Tinea nigra, also known as superficial phaeohyphomycosis and Tinea nigra palmaris et plantaris, is a superficial fungal infection, a type of phaeohyphomycosis rather than a tinea, that causes usually a single 1–5 cm dark brown-black, non-scaly, flat, painless patch on the palms of the hands and the soles of the feet of healthy people. There may be multiple spots. The macules occasionally extend to the fingers, toes, and nails, and may be reported on the chest, neck, or genital area. Tinea nigra infections can present with multiple macules that can be mottled or velvety in appearance, and may be oval or irregular in shape. The macules can be anywhere from a few mm to several cm in size.

Most cases are caused by Hortaea werneckii, a pigmented fungus, which is a dark yeast found in sewage, soil, rotting vegetation and wood and in places with a high salt content such as moldy salted fish and on beaches, where contact with sand may result in transmission. Infection is by direct contact and the fungus enters and remains in the outer dead layer of skin with little or no skin inflammation. The infection does not invade deeper tissues.

Diagnosis is by visualisation, dermoscopy, and microscopy and culture of skin scrapings. Differential diagnosis includes Addison's disease, syphilis, pinta, yaws, melanoma, lentigines, lichen planus of the palms, and junctional melanocytes nevus. Treatment is with topical Whitfield's ointment or salicylic acid ointment. Topical antifungals or oral itraconazole are other options. Scraping the lesion can be curative. Prevention is by general hygiene measures.

It is uncommon. It generally occurs in tropical and subtropical countries of Central and South America, the Caribbean, Europe, South East Asia, Australia and the Far East. The disease was first described by Alexandre Cerqueira from Brazil in 1891. No cases in animals have been reported.

• TASK GOAL: Return the passage of the tinea nigra text starting at "Diagnosis is by" and ending at "general hygiene measures.", copied word for word.

[Document structure recognition records]
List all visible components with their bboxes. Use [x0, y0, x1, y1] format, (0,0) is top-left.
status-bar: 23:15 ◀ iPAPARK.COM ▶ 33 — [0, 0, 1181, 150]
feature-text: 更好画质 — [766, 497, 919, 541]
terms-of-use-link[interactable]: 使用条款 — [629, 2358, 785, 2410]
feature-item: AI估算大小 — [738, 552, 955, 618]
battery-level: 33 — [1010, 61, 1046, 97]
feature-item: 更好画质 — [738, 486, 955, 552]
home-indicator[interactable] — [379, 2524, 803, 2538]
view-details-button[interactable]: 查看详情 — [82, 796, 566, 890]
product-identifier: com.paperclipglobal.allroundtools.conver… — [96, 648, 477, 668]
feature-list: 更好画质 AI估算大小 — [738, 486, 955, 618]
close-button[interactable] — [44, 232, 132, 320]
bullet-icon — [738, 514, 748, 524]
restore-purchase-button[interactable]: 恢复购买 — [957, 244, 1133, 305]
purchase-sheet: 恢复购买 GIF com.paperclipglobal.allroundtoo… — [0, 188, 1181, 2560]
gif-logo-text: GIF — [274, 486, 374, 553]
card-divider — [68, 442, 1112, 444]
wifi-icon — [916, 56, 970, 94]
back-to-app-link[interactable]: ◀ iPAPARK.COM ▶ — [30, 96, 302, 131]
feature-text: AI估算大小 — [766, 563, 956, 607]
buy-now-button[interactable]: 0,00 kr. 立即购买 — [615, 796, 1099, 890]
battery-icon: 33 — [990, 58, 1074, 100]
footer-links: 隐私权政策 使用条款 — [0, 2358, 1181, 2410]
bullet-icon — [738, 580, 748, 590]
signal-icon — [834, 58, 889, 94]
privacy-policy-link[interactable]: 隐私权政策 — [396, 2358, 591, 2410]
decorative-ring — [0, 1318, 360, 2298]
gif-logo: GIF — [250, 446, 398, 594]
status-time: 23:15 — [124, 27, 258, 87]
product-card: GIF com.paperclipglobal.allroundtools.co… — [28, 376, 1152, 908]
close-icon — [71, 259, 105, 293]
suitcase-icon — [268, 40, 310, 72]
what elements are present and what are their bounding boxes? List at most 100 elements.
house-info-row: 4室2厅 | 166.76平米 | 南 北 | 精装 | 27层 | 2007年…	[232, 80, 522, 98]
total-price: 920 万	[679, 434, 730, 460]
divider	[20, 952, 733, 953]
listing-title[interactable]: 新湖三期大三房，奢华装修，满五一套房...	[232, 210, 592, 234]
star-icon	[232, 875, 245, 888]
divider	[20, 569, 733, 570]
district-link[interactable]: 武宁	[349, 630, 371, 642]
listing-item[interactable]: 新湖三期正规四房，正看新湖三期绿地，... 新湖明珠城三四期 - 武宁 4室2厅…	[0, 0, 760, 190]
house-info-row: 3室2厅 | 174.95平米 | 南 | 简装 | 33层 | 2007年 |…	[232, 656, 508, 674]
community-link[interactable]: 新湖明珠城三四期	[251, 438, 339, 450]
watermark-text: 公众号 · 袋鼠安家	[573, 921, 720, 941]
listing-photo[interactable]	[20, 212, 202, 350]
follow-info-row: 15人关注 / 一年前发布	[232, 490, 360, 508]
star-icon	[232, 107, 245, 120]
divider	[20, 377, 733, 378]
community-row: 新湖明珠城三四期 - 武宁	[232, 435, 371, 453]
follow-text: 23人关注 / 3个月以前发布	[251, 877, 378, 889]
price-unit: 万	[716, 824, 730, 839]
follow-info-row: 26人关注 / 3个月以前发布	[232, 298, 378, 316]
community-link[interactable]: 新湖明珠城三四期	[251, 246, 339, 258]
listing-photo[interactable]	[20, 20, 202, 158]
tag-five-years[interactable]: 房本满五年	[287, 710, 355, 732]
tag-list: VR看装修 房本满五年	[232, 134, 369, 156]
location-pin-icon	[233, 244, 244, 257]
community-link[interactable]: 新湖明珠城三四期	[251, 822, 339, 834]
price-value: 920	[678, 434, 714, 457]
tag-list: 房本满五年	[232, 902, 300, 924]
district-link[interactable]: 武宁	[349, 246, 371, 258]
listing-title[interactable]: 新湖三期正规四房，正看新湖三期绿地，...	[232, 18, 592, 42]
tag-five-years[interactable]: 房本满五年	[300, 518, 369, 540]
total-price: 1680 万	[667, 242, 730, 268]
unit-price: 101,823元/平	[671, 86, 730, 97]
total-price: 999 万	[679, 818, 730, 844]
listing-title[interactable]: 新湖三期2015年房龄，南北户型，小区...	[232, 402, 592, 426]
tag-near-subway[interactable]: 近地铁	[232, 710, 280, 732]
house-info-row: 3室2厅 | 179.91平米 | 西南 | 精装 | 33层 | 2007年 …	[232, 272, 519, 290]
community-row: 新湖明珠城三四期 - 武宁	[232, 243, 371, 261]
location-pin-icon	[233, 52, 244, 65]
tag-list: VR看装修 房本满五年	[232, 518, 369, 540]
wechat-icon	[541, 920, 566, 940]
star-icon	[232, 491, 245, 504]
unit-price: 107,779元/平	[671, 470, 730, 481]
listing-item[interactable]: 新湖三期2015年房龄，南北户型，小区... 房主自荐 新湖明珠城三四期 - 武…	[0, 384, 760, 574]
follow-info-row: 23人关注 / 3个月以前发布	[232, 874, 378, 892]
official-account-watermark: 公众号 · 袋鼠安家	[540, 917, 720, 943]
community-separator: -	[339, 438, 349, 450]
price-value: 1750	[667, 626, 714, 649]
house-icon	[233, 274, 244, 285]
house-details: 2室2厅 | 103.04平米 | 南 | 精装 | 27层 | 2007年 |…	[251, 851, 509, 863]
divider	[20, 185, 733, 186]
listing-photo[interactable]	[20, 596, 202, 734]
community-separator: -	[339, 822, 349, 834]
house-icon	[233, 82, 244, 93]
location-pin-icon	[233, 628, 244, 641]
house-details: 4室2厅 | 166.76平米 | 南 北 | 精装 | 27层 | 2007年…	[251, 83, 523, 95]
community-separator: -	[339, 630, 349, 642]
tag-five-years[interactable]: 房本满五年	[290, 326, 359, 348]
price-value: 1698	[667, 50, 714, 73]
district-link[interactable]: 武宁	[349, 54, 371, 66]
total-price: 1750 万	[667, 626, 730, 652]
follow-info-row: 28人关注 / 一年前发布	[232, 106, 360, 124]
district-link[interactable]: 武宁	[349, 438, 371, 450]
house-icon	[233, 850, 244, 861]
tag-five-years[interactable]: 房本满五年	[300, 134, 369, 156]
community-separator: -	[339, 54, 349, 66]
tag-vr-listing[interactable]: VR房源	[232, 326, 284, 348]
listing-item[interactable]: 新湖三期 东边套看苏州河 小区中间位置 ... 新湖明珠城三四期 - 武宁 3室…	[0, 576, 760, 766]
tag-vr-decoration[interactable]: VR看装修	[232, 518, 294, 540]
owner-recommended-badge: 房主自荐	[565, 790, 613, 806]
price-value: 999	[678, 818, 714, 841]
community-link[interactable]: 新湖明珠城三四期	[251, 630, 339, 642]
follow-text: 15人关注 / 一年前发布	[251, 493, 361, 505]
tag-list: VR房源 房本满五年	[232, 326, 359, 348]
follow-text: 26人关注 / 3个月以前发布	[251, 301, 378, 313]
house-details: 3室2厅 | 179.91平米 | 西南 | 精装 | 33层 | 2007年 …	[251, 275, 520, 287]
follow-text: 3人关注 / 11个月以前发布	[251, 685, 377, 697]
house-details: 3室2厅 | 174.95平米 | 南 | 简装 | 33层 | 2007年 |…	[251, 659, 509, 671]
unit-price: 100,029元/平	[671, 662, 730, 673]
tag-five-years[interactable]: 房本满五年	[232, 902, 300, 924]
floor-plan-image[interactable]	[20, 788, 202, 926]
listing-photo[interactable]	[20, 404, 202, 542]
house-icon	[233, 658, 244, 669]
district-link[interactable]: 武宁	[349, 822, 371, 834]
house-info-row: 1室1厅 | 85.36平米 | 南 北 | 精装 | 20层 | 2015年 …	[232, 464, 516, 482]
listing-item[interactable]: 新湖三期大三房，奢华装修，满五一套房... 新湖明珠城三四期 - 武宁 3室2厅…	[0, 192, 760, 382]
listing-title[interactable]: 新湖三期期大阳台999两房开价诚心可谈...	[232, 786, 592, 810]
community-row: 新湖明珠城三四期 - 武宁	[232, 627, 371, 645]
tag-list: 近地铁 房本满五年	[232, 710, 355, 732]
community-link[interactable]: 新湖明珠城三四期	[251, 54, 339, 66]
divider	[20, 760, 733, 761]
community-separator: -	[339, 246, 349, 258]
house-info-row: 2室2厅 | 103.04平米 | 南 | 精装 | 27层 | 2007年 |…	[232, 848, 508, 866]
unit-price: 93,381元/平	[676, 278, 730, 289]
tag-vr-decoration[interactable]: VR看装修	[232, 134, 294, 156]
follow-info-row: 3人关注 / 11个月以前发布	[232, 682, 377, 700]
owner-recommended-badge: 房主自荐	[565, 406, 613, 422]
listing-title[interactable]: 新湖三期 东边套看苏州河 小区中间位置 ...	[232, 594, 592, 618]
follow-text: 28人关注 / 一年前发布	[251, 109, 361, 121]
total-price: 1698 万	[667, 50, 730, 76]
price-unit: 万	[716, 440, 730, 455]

• TASK RESULT:
Diagnosis is by visualisation, dermoscopy, and microscopy and culture of skin scrapings. Differential diagnosis includes Addison's disease, syphilis, pinta, yaws, melanoma, lentigines, lichen planus of the palms, and junctional melanocytes nevus. Treatment is with topical Whitfield's ointment or salicylic acid ointment. Topical antifungals or oral itraconazole are other options. Scraping the lesion can be curative. Prevention is by general hygiene measures.